● **Data entries**
· · · ·
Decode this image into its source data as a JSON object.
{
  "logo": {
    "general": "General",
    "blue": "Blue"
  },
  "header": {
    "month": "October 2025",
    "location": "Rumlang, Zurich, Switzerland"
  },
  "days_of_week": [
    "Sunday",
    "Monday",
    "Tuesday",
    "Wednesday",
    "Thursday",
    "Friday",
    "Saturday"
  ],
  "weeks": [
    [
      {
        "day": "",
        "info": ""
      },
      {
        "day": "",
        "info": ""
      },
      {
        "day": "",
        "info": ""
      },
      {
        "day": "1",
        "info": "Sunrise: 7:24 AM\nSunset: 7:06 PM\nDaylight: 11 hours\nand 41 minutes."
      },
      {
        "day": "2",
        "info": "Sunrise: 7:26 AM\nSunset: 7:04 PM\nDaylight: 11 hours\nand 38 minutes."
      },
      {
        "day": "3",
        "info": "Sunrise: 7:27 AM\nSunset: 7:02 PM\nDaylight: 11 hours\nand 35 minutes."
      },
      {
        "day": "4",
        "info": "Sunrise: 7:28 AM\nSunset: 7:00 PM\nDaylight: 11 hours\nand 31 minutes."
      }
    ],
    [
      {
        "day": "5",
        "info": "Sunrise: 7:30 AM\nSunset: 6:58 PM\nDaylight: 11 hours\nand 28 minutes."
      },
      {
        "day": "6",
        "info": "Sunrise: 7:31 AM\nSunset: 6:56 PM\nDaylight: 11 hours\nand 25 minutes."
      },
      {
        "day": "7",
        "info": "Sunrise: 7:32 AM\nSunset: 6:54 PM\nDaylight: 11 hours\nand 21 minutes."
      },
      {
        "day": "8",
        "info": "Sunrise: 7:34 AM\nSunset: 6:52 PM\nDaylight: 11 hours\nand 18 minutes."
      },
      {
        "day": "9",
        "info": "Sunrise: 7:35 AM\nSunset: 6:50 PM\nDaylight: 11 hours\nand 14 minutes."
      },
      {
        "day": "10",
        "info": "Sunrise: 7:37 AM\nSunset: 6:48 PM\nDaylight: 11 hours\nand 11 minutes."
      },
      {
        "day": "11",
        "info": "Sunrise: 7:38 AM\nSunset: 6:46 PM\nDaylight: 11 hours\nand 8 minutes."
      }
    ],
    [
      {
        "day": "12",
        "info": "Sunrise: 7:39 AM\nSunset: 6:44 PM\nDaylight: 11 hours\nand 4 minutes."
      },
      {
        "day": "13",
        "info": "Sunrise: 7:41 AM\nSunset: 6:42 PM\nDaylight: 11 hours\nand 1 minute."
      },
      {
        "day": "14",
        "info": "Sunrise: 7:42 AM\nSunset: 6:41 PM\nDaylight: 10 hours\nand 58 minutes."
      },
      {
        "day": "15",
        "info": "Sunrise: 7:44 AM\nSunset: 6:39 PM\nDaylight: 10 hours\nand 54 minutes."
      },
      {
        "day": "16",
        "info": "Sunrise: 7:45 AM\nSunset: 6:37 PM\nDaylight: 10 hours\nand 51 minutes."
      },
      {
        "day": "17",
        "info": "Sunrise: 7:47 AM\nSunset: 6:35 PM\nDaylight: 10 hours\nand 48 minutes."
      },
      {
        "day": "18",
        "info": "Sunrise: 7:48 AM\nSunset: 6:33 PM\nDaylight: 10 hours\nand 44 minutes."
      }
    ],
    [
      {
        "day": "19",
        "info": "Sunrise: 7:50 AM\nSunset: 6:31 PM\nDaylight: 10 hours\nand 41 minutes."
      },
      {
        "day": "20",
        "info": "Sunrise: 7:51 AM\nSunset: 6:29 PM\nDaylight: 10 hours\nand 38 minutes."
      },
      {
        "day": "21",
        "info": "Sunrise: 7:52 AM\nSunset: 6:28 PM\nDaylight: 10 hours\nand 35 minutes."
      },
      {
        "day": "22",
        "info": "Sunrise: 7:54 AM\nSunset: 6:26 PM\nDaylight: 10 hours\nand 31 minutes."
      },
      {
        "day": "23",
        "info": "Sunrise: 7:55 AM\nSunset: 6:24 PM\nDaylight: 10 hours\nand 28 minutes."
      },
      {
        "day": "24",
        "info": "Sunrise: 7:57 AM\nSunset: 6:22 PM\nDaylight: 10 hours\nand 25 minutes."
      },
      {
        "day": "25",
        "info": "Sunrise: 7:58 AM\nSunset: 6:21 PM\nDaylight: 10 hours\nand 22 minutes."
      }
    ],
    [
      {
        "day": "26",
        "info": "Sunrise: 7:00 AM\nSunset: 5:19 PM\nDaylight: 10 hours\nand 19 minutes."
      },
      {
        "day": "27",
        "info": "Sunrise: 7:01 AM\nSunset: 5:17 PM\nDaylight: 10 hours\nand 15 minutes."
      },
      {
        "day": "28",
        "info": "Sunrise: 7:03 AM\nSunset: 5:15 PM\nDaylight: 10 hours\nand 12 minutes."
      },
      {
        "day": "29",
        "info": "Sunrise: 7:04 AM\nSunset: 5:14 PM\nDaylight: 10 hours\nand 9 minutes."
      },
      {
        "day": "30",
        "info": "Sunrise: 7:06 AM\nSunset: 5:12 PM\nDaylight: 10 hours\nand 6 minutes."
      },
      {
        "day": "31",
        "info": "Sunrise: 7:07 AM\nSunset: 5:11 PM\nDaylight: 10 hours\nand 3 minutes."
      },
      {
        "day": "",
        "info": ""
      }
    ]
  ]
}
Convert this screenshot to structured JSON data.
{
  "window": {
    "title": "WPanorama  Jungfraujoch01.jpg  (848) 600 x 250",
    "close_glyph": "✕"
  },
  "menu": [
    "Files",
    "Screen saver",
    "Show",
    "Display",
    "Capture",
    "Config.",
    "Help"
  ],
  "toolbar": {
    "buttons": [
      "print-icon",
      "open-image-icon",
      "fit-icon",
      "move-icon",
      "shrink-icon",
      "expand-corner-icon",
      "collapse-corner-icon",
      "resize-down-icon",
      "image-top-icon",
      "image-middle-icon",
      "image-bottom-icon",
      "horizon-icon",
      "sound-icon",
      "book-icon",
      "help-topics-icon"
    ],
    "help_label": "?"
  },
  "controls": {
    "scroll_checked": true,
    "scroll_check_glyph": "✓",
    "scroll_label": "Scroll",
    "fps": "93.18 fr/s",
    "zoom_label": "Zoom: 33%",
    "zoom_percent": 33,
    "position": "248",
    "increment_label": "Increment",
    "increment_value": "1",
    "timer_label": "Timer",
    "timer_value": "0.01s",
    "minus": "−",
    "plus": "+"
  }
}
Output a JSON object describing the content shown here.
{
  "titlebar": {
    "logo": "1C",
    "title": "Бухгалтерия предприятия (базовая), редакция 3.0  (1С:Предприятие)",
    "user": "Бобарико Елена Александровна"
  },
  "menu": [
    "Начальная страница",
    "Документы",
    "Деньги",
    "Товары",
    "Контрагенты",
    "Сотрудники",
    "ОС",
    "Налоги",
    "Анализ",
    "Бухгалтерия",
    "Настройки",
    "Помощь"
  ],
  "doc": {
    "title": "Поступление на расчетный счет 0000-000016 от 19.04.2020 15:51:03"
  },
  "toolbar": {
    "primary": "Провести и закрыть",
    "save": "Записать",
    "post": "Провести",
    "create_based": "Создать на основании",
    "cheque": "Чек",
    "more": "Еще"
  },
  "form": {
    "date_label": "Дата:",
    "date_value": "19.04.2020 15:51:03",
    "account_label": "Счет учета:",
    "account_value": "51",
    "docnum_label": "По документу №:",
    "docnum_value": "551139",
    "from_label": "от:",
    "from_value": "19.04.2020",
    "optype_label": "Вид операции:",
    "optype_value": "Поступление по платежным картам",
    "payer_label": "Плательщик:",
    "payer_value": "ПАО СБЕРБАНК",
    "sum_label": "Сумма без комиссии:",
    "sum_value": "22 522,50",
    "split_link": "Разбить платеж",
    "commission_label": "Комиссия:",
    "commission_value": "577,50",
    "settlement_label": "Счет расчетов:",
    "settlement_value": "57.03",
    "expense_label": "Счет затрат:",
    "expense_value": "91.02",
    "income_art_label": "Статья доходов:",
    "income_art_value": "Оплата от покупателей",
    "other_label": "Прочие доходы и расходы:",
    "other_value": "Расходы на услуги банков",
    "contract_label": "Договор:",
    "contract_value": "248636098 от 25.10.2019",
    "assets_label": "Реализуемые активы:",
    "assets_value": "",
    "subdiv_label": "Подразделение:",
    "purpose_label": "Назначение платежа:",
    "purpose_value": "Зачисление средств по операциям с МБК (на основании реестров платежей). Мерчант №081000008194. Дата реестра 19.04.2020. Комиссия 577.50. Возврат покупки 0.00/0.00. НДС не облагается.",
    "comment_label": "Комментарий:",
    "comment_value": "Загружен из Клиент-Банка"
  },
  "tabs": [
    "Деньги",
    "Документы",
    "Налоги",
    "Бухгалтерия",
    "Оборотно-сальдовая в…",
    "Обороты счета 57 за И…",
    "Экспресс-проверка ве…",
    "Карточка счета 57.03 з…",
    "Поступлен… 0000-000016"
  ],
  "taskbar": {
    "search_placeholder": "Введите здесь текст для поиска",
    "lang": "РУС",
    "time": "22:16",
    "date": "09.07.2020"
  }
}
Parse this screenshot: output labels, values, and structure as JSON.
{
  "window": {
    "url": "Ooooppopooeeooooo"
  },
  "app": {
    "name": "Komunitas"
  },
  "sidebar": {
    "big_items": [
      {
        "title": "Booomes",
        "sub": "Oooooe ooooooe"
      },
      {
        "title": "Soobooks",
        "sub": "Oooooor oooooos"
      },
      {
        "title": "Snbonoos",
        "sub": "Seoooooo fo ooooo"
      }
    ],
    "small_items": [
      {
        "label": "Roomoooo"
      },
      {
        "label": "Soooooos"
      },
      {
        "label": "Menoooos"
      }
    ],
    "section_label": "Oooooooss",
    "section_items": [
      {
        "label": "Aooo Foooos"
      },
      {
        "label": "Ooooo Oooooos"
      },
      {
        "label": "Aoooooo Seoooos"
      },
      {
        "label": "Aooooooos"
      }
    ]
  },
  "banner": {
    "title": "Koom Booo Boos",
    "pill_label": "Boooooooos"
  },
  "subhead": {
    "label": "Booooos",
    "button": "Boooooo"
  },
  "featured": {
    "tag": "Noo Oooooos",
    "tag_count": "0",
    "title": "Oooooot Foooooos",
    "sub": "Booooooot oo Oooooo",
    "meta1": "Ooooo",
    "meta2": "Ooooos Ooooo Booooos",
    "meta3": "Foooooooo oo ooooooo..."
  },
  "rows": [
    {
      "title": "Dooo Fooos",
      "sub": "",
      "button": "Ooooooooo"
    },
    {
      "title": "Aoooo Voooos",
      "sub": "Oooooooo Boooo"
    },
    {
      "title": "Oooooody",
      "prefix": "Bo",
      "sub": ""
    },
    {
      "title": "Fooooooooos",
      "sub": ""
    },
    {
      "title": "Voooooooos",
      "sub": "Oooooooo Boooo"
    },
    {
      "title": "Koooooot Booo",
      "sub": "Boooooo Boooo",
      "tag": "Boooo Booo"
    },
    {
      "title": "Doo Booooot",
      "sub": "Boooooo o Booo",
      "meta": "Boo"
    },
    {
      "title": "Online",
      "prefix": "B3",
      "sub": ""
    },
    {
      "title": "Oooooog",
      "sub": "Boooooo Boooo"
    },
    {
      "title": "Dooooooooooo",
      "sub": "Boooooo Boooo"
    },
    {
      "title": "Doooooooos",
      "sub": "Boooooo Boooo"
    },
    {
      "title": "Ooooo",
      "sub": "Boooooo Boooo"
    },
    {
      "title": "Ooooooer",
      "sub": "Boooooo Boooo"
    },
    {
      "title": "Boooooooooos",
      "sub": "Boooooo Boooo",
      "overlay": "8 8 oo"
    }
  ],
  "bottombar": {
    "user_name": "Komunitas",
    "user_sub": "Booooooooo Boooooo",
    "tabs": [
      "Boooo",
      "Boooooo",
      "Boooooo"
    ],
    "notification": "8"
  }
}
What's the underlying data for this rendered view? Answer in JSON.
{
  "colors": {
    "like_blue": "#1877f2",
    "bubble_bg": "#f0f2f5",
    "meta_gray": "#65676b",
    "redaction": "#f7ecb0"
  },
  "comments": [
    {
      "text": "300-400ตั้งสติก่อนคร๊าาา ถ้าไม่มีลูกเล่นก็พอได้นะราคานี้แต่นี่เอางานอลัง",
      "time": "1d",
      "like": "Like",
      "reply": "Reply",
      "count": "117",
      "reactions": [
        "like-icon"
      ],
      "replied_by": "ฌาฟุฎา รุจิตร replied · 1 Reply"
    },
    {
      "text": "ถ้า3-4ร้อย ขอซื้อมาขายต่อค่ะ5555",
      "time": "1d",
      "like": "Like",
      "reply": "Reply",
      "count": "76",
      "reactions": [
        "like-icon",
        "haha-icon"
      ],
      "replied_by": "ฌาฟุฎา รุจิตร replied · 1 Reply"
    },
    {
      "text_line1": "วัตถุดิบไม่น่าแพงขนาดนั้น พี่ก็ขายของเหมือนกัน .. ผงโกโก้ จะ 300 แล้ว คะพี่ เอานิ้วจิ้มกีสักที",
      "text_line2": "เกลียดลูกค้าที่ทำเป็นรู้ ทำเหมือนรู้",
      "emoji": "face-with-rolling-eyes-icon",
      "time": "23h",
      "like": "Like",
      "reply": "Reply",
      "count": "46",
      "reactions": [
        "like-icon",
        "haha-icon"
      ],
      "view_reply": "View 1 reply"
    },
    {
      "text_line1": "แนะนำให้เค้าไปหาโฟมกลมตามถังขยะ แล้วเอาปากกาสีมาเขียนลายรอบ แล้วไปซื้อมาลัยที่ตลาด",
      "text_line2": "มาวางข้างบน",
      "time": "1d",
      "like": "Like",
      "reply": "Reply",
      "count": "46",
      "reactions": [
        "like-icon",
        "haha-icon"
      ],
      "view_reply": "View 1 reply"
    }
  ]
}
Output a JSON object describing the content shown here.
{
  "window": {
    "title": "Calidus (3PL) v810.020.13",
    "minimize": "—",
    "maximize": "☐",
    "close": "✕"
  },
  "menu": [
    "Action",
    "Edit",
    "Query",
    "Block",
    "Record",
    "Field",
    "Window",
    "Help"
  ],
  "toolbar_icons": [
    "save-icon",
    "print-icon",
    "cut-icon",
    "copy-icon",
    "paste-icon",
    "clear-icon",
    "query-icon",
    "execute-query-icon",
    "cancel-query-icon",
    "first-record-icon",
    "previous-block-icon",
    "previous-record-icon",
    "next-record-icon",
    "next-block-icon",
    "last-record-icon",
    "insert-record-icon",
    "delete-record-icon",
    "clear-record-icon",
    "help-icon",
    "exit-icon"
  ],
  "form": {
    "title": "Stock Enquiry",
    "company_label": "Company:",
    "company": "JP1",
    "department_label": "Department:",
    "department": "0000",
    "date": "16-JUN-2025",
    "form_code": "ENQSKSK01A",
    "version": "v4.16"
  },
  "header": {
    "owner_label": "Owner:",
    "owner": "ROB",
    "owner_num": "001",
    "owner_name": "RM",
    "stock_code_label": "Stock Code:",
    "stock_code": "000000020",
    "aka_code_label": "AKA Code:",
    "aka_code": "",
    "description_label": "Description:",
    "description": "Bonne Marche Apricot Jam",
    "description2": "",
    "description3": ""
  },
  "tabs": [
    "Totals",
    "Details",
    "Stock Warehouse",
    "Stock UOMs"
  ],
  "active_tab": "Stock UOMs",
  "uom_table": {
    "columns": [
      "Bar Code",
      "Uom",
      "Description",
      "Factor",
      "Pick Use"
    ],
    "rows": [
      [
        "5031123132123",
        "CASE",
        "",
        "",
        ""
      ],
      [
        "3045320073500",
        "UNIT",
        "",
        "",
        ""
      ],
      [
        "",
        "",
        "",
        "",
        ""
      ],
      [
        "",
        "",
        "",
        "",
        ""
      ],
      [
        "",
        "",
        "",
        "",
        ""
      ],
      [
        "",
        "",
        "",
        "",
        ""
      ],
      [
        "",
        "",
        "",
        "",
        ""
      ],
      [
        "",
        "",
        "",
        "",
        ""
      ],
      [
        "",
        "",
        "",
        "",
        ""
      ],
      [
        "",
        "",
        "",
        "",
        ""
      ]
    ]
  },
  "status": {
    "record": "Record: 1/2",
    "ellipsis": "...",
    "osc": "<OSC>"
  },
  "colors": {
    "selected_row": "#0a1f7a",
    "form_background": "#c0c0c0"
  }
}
· · · ·
● **STATED PROBLEM**
Return only those lines of the records that contain the string "счета".

● **EXERCISE RESPONSE**
    "Обороты счета 57 за И…",
    "Карточка счета 57.03 з…",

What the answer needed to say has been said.